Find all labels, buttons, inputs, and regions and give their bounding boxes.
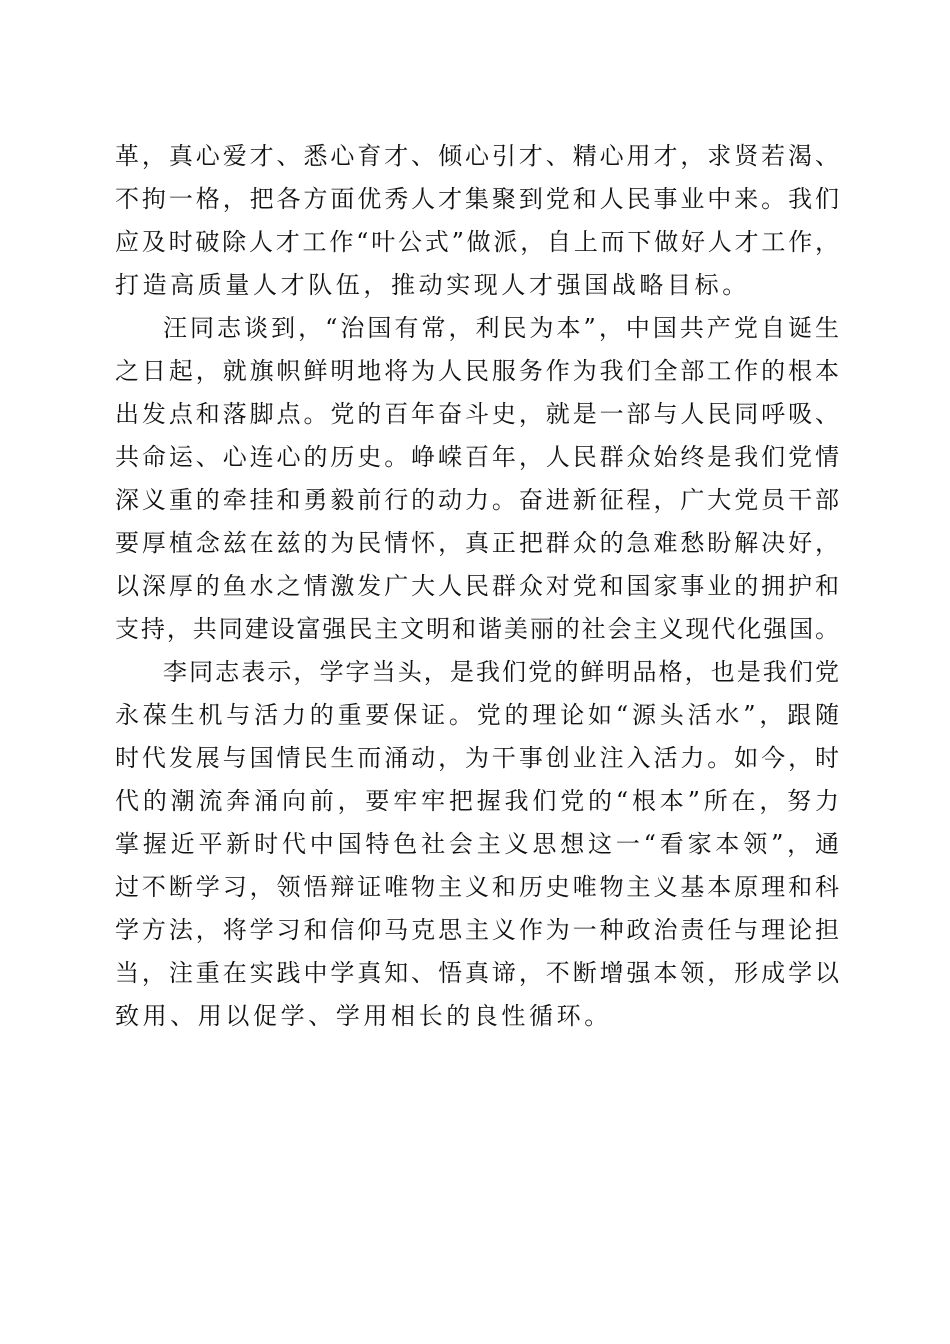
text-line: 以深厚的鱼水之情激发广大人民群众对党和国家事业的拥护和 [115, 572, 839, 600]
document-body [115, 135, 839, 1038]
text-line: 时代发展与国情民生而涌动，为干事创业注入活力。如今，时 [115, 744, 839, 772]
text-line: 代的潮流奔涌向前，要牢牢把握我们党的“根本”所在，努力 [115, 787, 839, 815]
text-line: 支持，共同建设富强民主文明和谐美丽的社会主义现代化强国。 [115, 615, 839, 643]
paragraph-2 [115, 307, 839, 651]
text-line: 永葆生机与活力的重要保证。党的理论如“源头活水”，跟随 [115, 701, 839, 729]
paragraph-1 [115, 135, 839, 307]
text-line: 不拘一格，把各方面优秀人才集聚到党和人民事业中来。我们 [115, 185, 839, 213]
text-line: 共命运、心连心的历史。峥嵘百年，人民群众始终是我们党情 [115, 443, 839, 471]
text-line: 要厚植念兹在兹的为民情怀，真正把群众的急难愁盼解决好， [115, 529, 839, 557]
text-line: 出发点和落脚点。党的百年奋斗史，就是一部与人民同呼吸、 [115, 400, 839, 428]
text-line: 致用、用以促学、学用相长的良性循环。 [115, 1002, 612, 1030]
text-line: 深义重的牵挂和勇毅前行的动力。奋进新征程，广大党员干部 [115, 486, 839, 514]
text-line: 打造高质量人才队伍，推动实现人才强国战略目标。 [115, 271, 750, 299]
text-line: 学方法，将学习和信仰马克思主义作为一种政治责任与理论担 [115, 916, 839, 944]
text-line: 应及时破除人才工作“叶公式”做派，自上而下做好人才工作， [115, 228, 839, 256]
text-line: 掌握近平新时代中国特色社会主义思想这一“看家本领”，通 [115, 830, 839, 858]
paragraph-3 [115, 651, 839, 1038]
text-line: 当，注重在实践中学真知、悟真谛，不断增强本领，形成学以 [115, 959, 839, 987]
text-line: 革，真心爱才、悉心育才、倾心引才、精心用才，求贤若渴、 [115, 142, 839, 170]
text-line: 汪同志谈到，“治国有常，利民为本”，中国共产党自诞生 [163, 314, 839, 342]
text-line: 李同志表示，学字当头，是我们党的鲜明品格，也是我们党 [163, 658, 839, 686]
****************
Aufgabe
Formatiere sämtliche Zeilen des obigen Materials als JSON-Liste von Zeichenketten mit je einem Eintrag pro Zeile. Leerzeilen und Bilder gehören nicht in die Liste.

Ergebnis
[
  "Find all labels, buttons, inputs, and regions and give their bounding boxes.",
  "text-line: 以深厚的鱼水之情激发广大人民群众对党和国家事业的拥护和 [115, 572, 839, 600]",
  "document-body [115, 135, 839, 1038]",
  "text-line: 时代发展与国情民生而涌动，为干事创业注入活力。如今，时 [115, 744, 839, 772]",
  "text-line: 代的潮流奔涌向前，要牢牢把握我们党的“根本”所在，努力 [115, 787, 839, 815]",
  "text-line: 支持，共同建设富强民主文明和谐美丽的社会主义现代化强国。 [115, 615, 839, 643]",
  "paragraph-2 [115, 307, 839, 651]",
  "text-line: 永葆生机与活力的重要保证。党的理论如“源头活水”，跟随 [115, 701, 839, 729]",
  "paragraph-1 [115, 135, 839, 307]",
  "text-line: 不拘一格，把各方面优秀人才集聚到党和人民事业中来。我们 [115, 185, 839, 213]",
  "text-line: 共命运、心连心的历史。峥嵘百年，人民群众始终是我们党情 [115, 443, 839, 471]",
  "text-line: 要厚植念兹在兹的为民情怀，真正把群众的急难愁盼解决好， [115, 529, 839, 557]",
  "text-line: 出发点和落脚点。党的百年奋斗史，就是一部与人民同呼吸、 [115, 400, 839, 428]",
  "text-line: 致用、用以促学、学用相长的良性循环。 [115, 1002, 612, 1030]",
  "text-line: 深义重的牵挂和勇毅前行的动力。奋进新征程，广大党员干部 [115, 486, 839, 514]",
  "text-line: 打造高质量人才队伍，推动实现人才强国战略目标。 [115, 271, 750, 299]",
  "text-line: 学方法，将学习和信仰马克思主义作为一种政治责任与理论担 [115, 916, 839, 944]",
  "text-line: 应及时破除人才工作“叶公式”做派，自上而下做好人才工作， [115, 228, 839, 256]",
  "text-line: 掌握近平新时代中国特色社会主义思想这一“看家本领”，通 [115, 830, 839, 858]",
  "paragraph-3 [115, 651, 839, 1038]",
  "text-line: 当，注重在实践中学真知、悟真谛，不断增强本领，形成学以 [115, 959, 839, 987]",
  "text-line: 革，真心爱才、悉心育才、倾心引才、精心用才，求贤若渴、 [115, 142, 839, 170]",
  "text-line: 汪同志谈到，“治国有常，利民为本”，中国共产党自诞生 [163, 314, 839, 342]",
  "text-line: 李同志表示，学字当头，是我们党的鲜明品格，也是我们党 [163, 658, 839, 686]"
]